▸ **Work required**
Report the number of lines where the string "Goal" occurs, and write nothing else.
# Data for the task start
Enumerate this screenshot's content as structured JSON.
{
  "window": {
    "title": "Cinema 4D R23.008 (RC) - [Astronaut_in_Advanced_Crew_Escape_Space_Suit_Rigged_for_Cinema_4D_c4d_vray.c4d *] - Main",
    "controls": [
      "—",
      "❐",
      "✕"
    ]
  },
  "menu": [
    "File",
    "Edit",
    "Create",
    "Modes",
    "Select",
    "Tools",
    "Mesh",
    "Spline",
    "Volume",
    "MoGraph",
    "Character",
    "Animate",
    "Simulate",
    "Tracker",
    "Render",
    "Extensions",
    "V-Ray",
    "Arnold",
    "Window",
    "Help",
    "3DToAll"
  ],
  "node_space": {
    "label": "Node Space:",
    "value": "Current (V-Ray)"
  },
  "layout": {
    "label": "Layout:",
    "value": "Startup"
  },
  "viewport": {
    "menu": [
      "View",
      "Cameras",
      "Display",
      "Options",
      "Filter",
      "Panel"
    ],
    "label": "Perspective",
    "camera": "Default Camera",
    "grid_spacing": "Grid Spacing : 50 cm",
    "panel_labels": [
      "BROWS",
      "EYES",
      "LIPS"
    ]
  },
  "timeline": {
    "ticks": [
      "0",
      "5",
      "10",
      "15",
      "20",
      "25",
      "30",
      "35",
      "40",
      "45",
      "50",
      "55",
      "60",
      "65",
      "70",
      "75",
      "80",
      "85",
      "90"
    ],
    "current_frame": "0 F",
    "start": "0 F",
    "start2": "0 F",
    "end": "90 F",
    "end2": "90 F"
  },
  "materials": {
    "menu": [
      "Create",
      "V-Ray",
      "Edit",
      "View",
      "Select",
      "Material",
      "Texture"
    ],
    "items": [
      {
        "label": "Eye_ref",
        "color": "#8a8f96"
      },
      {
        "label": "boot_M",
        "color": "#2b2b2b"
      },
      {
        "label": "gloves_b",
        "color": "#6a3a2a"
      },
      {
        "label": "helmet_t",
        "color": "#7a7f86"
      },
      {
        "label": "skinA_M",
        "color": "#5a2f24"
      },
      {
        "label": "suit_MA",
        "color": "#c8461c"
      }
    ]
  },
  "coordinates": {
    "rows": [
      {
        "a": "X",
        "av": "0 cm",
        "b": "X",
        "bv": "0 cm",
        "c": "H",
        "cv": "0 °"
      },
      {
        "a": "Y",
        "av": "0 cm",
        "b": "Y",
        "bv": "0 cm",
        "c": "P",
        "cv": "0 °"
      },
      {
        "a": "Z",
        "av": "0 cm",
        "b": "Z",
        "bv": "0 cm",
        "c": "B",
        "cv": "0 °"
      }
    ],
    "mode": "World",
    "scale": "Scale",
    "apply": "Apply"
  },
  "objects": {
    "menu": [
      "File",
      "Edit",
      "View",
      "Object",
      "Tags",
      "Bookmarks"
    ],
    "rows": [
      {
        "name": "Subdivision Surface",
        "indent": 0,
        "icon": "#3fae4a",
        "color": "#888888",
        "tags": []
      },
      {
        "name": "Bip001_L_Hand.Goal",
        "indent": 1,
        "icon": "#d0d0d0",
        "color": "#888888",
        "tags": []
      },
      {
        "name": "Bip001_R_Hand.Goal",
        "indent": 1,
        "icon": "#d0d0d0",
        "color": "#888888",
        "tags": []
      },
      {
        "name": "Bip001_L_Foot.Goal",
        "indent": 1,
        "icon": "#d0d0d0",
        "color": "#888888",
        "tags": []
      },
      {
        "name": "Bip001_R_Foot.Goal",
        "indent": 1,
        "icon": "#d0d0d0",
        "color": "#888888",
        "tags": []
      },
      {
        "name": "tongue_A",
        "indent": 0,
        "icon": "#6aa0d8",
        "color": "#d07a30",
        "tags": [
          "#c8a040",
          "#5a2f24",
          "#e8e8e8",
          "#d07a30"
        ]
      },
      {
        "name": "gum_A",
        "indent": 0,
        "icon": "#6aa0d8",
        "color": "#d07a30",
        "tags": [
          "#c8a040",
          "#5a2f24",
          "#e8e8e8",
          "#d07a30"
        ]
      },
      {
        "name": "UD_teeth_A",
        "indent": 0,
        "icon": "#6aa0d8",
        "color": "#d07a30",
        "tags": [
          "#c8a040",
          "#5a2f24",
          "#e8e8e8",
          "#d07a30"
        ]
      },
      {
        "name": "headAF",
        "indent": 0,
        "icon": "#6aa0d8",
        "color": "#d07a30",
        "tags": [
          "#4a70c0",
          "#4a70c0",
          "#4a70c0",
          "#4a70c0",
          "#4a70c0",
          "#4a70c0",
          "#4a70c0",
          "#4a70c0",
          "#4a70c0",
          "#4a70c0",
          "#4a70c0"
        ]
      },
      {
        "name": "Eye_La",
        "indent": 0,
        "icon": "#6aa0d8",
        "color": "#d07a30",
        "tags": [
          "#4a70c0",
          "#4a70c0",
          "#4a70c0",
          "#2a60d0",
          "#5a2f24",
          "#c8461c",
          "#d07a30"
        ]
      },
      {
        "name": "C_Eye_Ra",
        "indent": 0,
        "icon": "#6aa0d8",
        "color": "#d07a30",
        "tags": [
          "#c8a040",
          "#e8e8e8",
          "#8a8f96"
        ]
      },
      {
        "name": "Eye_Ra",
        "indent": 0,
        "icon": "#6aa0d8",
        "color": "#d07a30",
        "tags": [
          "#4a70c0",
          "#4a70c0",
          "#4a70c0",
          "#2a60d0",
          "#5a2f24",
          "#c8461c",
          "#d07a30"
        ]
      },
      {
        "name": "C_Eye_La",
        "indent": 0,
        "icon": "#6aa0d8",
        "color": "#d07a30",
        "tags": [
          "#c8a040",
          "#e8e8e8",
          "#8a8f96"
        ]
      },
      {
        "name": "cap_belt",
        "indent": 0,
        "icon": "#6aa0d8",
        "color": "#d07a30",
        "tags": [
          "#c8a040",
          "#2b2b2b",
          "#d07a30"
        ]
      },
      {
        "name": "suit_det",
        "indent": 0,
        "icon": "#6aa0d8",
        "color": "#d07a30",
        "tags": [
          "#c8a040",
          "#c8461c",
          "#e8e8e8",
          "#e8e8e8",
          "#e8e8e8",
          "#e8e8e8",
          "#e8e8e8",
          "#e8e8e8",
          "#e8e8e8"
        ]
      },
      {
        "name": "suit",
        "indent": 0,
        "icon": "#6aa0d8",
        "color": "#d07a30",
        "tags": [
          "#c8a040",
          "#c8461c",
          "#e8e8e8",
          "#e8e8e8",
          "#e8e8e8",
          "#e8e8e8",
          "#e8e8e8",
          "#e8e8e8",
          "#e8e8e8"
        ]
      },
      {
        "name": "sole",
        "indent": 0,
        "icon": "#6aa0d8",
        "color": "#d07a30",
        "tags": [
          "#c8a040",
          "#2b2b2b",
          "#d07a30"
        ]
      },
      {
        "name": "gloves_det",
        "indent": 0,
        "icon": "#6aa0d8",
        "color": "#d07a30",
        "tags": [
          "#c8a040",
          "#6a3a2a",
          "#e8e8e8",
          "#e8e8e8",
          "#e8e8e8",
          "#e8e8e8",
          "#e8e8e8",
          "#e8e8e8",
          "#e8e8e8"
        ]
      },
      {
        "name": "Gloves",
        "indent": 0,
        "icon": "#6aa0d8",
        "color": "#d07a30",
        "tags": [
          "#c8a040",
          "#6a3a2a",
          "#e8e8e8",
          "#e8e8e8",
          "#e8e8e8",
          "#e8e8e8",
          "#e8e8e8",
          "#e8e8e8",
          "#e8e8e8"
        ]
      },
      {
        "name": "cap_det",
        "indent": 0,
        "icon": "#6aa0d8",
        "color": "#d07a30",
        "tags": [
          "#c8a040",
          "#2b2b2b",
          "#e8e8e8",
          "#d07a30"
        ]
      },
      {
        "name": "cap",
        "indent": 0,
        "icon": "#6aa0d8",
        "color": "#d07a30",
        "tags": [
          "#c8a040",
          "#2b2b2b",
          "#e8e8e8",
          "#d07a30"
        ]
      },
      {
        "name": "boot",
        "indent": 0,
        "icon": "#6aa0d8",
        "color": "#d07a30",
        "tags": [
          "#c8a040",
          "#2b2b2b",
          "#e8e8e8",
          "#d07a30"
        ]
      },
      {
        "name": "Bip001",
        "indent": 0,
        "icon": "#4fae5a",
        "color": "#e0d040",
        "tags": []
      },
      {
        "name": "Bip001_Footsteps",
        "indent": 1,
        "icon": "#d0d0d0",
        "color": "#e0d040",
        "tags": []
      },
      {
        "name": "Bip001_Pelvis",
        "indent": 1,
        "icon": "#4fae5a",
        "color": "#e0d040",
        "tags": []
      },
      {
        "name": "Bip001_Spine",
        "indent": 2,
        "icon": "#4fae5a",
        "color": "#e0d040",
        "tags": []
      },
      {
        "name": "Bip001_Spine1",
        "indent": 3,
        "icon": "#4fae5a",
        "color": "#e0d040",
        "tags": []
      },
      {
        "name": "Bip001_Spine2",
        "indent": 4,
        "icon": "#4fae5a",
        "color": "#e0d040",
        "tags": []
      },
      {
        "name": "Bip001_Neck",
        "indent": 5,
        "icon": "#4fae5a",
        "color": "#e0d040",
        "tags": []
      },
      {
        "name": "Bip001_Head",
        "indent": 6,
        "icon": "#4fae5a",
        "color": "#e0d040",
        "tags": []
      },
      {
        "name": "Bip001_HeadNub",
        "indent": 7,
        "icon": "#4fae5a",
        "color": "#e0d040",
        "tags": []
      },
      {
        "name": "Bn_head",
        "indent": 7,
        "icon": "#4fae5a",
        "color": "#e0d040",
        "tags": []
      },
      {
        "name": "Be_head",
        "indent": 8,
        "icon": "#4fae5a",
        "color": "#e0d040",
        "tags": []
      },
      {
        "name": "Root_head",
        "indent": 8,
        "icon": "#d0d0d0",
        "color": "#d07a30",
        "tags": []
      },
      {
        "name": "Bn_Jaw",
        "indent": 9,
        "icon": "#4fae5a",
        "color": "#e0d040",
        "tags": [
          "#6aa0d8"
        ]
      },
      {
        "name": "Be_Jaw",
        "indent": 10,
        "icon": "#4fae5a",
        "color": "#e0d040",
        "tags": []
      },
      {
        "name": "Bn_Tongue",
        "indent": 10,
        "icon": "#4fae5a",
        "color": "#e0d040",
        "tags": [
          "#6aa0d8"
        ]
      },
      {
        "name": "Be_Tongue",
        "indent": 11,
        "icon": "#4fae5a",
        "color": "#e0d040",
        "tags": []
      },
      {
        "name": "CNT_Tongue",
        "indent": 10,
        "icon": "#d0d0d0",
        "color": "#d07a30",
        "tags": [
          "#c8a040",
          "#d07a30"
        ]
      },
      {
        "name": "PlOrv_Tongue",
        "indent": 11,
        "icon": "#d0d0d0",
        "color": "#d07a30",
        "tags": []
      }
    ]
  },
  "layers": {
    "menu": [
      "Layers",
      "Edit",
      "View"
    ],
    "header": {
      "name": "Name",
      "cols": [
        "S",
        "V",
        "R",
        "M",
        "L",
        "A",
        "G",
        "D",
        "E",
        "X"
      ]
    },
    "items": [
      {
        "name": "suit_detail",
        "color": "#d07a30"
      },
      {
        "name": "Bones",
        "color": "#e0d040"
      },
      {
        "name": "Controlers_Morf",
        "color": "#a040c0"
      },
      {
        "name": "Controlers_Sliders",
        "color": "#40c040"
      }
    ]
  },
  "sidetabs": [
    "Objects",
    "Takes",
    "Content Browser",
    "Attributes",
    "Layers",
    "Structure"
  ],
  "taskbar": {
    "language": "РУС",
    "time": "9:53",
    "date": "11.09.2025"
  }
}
# Data for the task end
▸ **Exercise result**
4